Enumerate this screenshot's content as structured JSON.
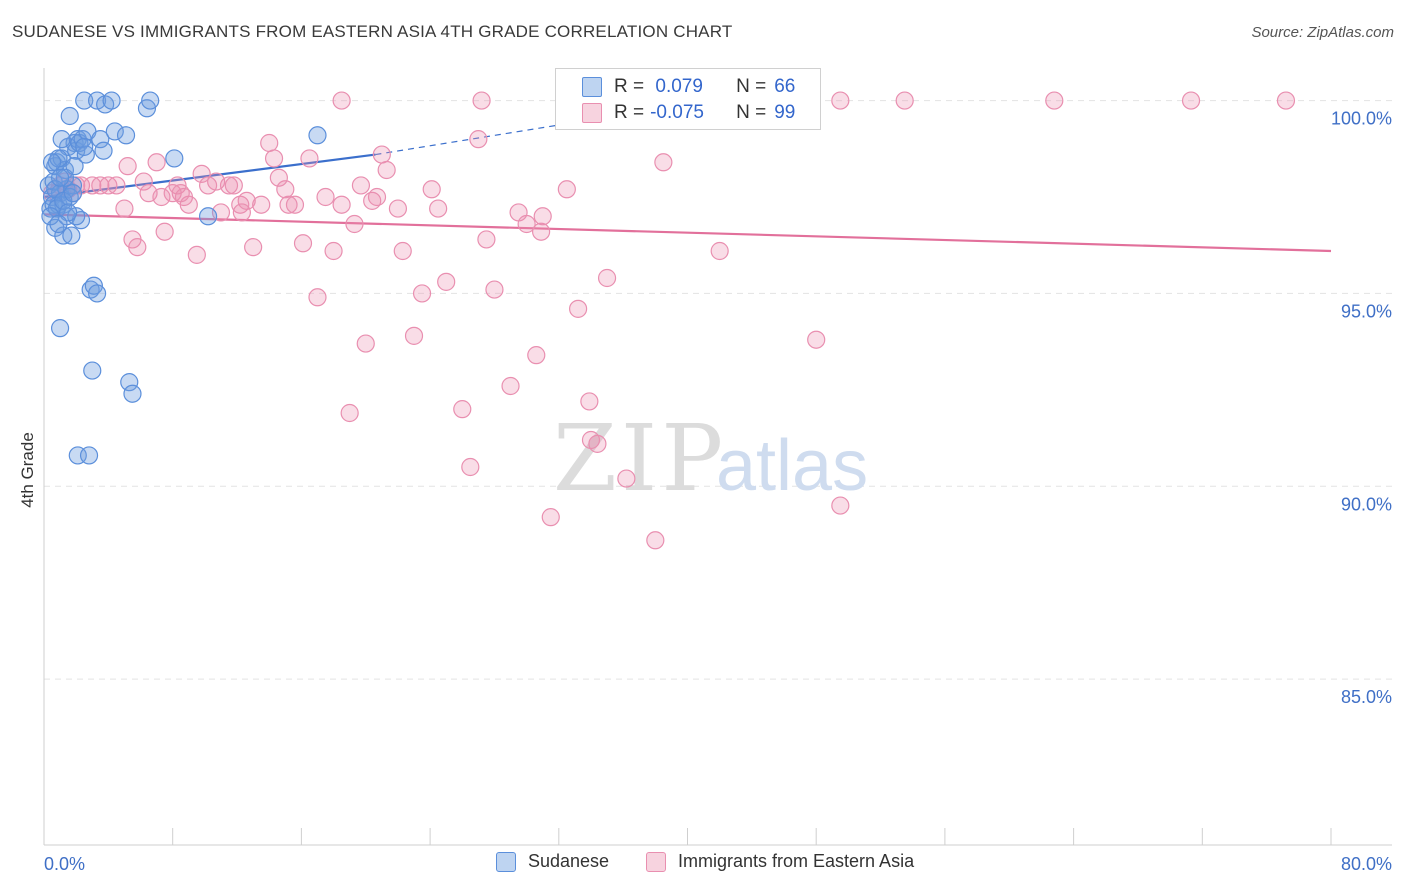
{
  "title": "SUDANESE VS IMMIGRANTS FROM EASTERN ASIA 4TH GRADE CORRELATION CHART",
  "source": "Source: ZipAtlas.com",
  "watermark": {
    "zip": "ZIP",
    "atlas": "atlas"
  },
  "legend_box": {
    "rows": [
      {
        "r_label": "R =",
        "r_value": " 0.079",
        "n_label": "N =",
        "n_value": "66",
        "color": "#6f9fe0"
      },
      {
        "r_label": "R =",
        "r_value": "-0.075",
        "n_label": "N =",
        "n_value": "99",
        "color": "#ec90b0"
      }
    ]
  },
  "chart_data": {
    "type": "scatter",
    "title": "SUDANESE VS IMMIGRANTS FROM EASTERN ASIA 4TH GRADE CORRELATION CHART",
    "xlabel": "",
    "ylabel": "4th Grade",
    "xlim": [
      0,
      80
    ],
    "ylim": [
      80.7,
      101.0
    ],
    "x_tick_labels": [
      "0.0%",
      "80.0%"
    ],
    "y_ticks": [
      85,
      90,
      95,
      100
    ],
    "y_tick_labels": [
      "85.0%",
      "90.0%",
      "95.0%",
      "100.0%"
    ],
    "grid": true,
    "legend_position": "bottom",
    "series": [
      {
        "name": "Sudanese",
        "color": "#6f9fe0",
        "trend": {
          "x0": 0,
          "y0": 97.5,
          "x1": 20.6,
          "y1": 98.6,
          "dash_x1": 34.0,
          "dash_y1": 99.5
        },
        "points": [
          [
            0.3,
            97.8
          ],
          [
            0.4,
            97.2
          ],
          [
            0.5,
            97.5
          ],
          [
            0.6,
            97.9
          ],
          [
            0.7,
            96.7
          ],
          [
            0.7,
            98.3
          ],
          [
            0.8,
            98.4
          ],
          [
            0.9,
            97.3
          ],
          [
            1.0,
            97.6
          ],
          [
            1.1,
            98.5
          ],
          [
            1.2,
            97.3
          ],
          [
            1.2,
            96.5
          ],
          [
            1.3,
            98.2
          ],
          [
            1.4,
            97.7
          ],
          [
            1.5,
            98.8
          ],
          [
            1.6,
            99.6
          ],
          [
            1.7,
            96.5
          ],
          [
            1.8,
            97.8
          ],
          [
            1.9,
            98.9
          ],
          [
            2.0,
            98.7
          ],
          [
            2.1,
            99.0
          ],
          [
            2.2,
            98.9
          ],
          [
            2.3,
            96.9
          ],
          [
            2.4,
            99.0
          ],
          [
            2.5,
            100.0
          ],
          [
            2.6,
            98.6
          ],
          [
            2.7,
            99.2
          ],
          [
            2.9,
            95.1
          ],
          [
            3.0,
            93.0
          ],
          [
            3.1,
            95.2
          ],
          [
            3.3,
            100.0
          ],
          [
            3.3,
            95.0
          ],
          [
            3.5,
            99.0
          ],
          [
            3.7,
            98.7
          ],
          [
            3.8,
            99.9
          ],
          [
            4.2,
            100.0
          ],
          [
            4.4,
            99.2
          ],
          [
            5.1,
            99.1
          ],
          [
            5.3,
            92.7
          ],
          [
            5.5,
            92.4
          ],
          [
            6.4,
            99.8
          ],
          [
            6.6,
            100.0
          ],
          [
            8.1,
            98.5
          ],
          [
            10.2,
            97.0
          ],
          [
            17.0,
            99.1
          ],
          [
            2.1,
            90.8
          ],
          [
            2.8,
            90.8
          ],
          [
            1.0,
            94.1
          ],
          [
            0.6,
            97.3
          ],
          [
            0.9,
            98.5
          ],
          [
            1.4,
            97.0
          ],
          [
            0.5,
            98.4
          ],
          [
            1.1,
            99.0
          ],
          [
            2.0,
            97.0
          ],
          [
            1.6,
            97.5
          ],
          [
            0.8,
            97.2
          ],
          [
            1.3,
            98.0
          ],
          [
            2.5,
            98.8
          ],
          [
            0.4,
            97.0
          ],
          [
            1.9,
            98.3
          ],
          [
            0.7,
            97.7
          ],
          [
            1.2,
            97.4
          ],
          [
            1.5,
            97.1
          ],
          [
            0.9,
            96.8
          ],
          [
            1.0,
            98.0
          ],
          [
            1.8,
            97.6
          ]
        ]
      },
      {
        "name": "Immigrants from Eastern Asia",
        "color": "#ec90b0",
        "trend": {
          "x0": 0,
          "y0": 97.05,
          "x1": 80,
          "y1": 96.1
        },
        "points": [
          [
            0.5,
            97.6
          ],
          [
            0.8,
            97.6
          ],
          [
            1.0,
            97.8
          ],
          [
            1.3,
            97.9
          ],
          [
            1.5,
            97.7
          ],
          [
            1.8,
            97.6
          ],
          [
            2.0,
            97.8
          ],
          [
            2.3,
            97.8
          ],
          [
            3.0,
            97.8
          ],
          [
            3.5,
            97.8
          ],
          [
            4.0,
            97.8
          ],
          [
            4.5,
            97.8
          ],
          [
            5.0,
            97.2
          ],
          [
            5.2,
            98.3
          ],
          [
            5.5,
            96.4
          ],
          [
            5.8,
            96.2
          ],
          [
            6.2,
            97.9
          ],
          [
            6.5,
            97.6
          ],
          [
            7.0,
            98.4
          ],
          [
            7.3,
            97.5
          ],
          [
            7.5,
            96.6
          ],
          [
            8.0,
            97.6
          ],
          [
            8.3,
            97.8
          ],
          [
            8.7,
            97.5
          ],
          [
            9.0,
            97.3
          ],
          [
            9.5,
            96.0
          ],
          [
            9.8,
            98.1
          ],
          [
            10.2,
            97.8
          ],
          [
            10.7,
            97.9
          ],
          [
            11.0,
            97.1
          ],
          [
            11.5,
            97.8
          ],
          [
            11.8,
            97.8
          ],
          [
            12.2,
            97.3
          ],
          [
            12.6,
            97.4
          ],
          [
            13.0,
            96.2
          ],
          [
            13.5,
            97.3
          ],
          [
            14.0,
            98.9
          ],
          [
            14.3,
            98.5
          ],
          [
            14.6,
            98.0
          ],
          [
            15.0,
            97.7
          ],
          [
            15.2,
            97.3
          ],
          [
            15.6,
            97.3
          ],
          [
            16.1,
            96.3
          ],
          [
            16.5,
            98.5
          ],
          [
            17.0,
            94.9
          ],
          [
            17.5,
            97.5
          ],
          [
            18.0,
            96.1
          ],
          [
            18.5,
            97.3
          ],
          [
            19.0,
            91.9
          ],
          [
            19.3,
            96.8
          ],
          [
            20.0,
            93.7
          ],
          [
            20.4,
            97.4
          ],
          [
            20.7,
            97.5
          ],
          [
            21.0,
            98.6
          ],
          [
            21.3,
            98.2
          ],
          [
            22.0,
            97.2
          ],
          [
            22.3,
            96.1
          ],
          [
            23.0,
            93.9
          ],
          [
            23.5,
            95.0
          ],
          [
            24.5,
            97.2
          ],
          [
            25.0,
            95.3
          ],
          [
            26.0,
            92.0
          ],
          [
            26.5,
            90.5
          ],
          [
            27.0,
            99.0
          ],
          [
            27.5,
            96.4
          ],
          [
            28.0,
            95.1
          ],
          [
            29.0,
            92.6
          ],
          [
            29.5,
            97.1
          ],
          [
            30.0,
            96.8
          ],
          [
            30.6,
            93.4
          ],
          [
            30.9,
            96.6
          ],
          [
            31.0,
            97.0
          ],
          [
            31.5,
            89.2
          ],
          [
            32.5,
            97.7
          ],
          [
            33.2,
            94.6
          ],
          [
            33.9,
            92.2
          ],
          [
            34.0,
            91.2
          ],
          [
            34.4,
            91.1
          ],
          [
            35.0,
            95.4
          ],
          [
            36.2,
            90.2
          ],
          [
            38.0,
            88.6
          ],
          [
            38.5,
            98.4
          ],
          [
            42.0,
            96.1
          ],
          [
            48.0,
            93.8
          ],
          [
            49.5,
            89.5
          ],
          [
            18.5,
            100.0
          ],
          [
            27.2,
            100.0
          ],
          [
            35.0,
            100.0
          ],
          [
            37.5,
            100.0
          ],
          [
            42.0,
            100.0
          ],
          [
            49.5,
            100.0
          ],
          [
            53.5,
            100.0
          ],
          [
            62.8,
            100.0
          ],
          [
            71.3,
            100.0
          ],
          [
            77.2,
            100.0
          ],
          [
            8.5,
            97.6
          ],
          [
            12.3,
            97.1
          ],
          [
            19.7,
            97.8
          ],
          [
            24.1,
            97.7
          ]
        ]
      }
    ]
  }
}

--------

- **Problem statement**
Report how many lines in the data contain the word "title", with no words besides the number.

- **Task solution**
2